**Prompt**
State how many lines of the entries below hold the word "Gradient"; reply with nothing but the number.

Input for this task start

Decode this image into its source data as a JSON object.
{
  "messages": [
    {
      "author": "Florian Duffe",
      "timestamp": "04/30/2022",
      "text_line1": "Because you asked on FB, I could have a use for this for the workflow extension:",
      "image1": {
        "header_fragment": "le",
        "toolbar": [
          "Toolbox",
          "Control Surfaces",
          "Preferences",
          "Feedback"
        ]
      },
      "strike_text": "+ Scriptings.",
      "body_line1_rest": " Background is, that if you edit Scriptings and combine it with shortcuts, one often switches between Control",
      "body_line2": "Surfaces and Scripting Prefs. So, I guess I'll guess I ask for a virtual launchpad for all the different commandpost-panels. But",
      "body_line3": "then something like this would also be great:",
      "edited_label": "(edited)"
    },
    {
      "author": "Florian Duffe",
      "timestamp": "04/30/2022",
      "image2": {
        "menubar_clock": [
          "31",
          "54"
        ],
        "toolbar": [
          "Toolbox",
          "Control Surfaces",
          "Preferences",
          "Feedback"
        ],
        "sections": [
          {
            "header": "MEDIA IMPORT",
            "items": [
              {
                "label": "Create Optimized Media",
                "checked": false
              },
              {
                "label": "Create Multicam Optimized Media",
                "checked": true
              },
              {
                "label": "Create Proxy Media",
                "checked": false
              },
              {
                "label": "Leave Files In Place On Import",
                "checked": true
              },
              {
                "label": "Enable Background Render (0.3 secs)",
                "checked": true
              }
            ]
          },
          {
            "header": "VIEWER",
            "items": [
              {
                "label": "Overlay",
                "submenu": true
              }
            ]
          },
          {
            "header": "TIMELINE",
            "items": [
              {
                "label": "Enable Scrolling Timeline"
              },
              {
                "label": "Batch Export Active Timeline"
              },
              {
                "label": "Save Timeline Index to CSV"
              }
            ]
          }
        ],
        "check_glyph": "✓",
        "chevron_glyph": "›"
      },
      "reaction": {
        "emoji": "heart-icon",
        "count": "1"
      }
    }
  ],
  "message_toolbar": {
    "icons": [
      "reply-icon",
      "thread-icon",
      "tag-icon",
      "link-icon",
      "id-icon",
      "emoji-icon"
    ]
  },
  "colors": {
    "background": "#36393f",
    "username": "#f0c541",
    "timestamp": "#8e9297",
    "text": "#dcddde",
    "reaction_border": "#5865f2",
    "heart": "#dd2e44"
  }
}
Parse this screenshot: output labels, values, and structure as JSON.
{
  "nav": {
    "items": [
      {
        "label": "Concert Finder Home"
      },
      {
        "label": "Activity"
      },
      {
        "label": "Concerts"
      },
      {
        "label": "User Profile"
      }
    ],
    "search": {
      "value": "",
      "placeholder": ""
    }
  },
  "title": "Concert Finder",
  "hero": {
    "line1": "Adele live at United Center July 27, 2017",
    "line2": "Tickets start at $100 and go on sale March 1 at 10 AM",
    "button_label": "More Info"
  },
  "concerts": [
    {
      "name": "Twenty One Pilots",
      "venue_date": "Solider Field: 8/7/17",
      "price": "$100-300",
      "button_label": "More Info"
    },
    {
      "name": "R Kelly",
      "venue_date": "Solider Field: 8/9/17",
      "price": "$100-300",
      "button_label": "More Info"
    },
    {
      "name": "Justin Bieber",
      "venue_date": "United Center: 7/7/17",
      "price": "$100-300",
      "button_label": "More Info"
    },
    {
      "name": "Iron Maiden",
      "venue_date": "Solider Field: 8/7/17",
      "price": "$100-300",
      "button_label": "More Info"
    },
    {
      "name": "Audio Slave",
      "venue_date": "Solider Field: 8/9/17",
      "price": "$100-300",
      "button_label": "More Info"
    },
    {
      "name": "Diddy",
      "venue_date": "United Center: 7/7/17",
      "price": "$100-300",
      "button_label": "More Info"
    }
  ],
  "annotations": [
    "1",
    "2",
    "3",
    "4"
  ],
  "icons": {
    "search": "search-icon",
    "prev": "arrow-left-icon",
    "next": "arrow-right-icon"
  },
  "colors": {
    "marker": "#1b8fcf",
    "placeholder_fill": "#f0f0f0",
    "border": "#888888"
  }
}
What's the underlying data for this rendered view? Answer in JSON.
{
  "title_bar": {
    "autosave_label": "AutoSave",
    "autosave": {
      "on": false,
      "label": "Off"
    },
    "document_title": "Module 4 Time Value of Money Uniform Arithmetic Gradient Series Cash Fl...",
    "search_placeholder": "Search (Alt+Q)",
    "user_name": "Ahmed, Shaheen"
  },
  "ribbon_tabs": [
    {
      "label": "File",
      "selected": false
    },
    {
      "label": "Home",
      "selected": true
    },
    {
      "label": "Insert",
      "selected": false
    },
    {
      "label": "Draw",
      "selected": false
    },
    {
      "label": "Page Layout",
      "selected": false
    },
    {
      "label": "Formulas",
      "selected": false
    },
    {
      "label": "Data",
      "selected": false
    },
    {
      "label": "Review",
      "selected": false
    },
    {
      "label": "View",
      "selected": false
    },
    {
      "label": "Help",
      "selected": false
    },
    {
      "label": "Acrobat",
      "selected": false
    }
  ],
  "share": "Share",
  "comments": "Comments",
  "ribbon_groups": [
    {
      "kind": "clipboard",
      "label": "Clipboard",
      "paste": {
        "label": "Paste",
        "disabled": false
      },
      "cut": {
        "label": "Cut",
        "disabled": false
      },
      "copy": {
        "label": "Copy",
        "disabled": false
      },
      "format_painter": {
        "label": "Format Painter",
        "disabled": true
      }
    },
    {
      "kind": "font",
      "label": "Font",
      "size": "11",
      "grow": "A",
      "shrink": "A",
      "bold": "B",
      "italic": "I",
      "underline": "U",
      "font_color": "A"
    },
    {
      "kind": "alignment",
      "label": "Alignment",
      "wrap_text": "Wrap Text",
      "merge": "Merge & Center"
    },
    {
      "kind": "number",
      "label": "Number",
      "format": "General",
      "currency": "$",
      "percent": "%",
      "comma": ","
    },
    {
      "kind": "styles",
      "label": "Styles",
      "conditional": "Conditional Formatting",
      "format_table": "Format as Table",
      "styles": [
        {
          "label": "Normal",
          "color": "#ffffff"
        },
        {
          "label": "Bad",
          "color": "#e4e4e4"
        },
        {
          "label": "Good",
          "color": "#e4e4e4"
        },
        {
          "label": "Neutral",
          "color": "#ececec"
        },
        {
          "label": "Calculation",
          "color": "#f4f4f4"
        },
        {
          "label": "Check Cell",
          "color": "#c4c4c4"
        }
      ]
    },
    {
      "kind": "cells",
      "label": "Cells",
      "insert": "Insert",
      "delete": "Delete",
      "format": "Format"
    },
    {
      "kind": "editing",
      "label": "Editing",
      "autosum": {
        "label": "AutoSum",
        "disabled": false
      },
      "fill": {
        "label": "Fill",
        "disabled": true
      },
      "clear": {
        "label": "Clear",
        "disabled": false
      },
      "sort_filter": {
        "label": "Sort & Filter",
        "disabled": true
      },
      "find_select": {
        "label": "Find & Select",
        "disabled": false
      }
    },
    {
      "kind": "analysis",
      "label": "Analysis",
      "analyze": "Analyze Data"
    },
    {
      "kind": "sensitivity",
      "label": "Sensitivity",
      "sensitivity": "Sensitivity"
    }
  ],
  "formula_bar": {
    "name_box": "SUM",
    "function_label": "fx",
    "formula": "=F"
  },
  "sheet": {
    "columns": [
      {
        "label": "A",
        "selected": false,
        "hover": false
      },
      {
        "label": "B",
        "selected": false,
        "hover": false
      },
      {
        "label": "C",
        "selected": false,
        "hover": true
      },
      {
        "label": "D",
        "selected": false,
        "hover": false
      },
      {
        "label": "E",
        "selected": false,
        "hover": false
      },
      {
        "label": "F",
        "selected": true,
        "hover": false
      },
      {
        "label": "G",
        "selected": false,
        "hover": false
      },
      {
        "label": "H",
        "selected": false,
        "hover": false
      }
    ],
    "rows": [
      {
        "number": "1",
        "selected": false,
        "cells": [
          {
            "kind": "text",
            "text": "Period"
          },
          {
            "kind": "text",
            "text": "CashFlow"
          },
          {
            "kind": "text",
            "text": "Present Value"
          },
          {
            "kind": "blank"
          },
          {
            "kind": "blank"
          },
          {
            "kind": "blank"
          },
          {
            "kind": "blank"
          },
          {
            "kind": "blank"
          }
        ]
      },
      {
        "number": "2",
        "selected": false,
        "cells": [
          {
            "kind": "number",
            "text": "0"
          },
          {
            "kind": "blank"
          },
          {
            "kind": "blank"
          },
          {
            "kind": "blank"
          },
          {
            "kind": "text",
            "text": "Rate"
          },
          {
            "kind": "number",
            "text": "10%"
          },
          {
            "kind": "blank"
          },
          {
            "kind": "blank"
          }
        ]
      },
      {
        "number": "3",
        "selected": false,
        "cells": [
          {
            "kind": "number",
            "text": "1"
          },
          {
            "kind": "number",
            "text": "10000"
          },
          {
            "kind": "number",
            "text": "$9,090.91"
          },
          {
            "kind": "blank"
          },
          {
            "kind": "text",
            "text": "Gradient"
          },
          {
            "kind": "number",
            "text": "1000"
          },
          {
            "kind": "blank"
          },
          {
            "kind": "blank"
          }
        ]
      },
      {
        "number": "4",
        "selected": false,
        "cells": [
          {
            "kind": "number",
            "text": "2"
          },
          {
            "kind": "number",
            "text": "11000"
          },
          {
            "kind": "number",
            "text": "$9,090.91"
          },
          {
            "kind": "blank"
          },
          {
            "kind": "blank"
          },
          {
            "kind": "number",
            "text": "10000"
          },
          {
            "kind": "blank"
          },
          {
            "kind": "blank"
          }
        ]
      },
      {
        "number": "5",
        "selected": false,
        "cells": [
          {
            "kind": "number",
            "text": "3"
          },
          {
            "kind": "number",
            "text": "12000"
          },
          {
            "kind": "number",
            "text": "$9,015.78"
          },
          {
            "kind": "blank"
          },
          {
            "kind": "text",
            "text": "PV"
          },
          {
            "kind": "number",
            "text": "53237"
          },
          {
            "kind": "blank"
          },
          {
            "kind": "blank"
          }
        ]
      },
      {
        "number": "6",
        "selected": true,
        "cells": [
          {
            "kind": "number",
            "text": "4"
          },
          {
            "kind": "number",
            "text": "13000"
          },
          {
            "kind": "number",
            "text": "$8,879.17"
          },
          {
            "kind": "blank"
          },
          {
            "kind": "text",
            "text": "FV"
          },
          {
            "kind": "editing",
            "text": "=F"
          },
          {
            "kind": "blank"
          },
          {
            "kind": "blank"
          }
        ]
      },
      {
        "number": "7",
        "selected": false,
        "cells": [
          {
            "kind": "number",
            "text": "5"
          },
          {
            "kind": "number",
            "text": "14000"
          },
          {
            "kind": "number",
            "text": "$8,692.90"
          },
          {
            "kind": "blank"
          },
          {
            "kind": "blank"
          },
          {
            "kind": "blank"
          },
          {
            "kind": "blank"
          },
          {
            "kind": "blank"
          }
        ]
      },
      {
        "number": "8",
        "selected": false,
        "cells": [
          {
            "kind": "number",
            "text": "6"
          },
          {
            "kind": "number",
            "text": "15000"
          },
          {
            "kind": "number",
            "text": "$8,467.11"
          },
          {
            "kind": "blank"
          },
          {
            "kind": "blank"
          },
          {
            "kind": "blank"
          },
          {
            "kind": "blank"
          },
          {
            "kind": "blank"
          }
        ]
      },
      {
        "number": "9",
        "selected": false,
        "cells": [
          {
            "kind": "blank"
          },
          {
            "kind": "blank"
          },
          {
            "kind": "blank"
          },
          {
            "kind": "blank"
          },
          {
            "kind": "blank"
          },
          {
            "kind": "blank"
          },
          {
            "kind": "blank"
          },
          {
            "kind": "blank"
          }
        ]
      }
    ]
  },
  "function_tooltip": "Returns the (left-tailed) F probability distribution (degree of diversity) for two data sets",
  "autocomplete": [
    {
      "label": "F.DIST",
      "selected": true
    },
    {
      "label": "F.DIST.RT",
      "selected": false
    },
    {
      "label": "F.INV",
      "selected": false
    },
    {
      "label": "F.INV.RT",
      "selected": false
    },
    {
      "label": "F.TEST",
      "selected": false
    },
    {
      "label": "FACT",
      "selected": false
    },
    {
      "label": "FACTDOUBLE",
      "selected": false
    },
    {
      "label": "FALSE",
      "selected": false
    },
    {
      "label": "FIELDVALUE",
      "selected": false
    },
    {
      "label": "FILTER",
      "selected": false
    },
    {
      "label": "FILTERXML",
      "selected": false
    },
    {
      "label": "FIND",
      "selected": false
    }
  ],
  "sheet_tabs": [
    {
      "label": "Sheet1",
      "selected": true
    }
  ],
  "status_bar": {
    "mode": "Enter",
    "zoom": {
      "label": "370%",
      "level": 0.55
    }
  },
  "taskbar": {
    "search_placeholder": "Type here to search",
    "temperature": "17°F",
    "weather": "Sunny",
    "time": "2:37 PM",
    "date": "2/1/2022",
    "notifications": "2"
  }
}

Input for this task end

**Task result**
2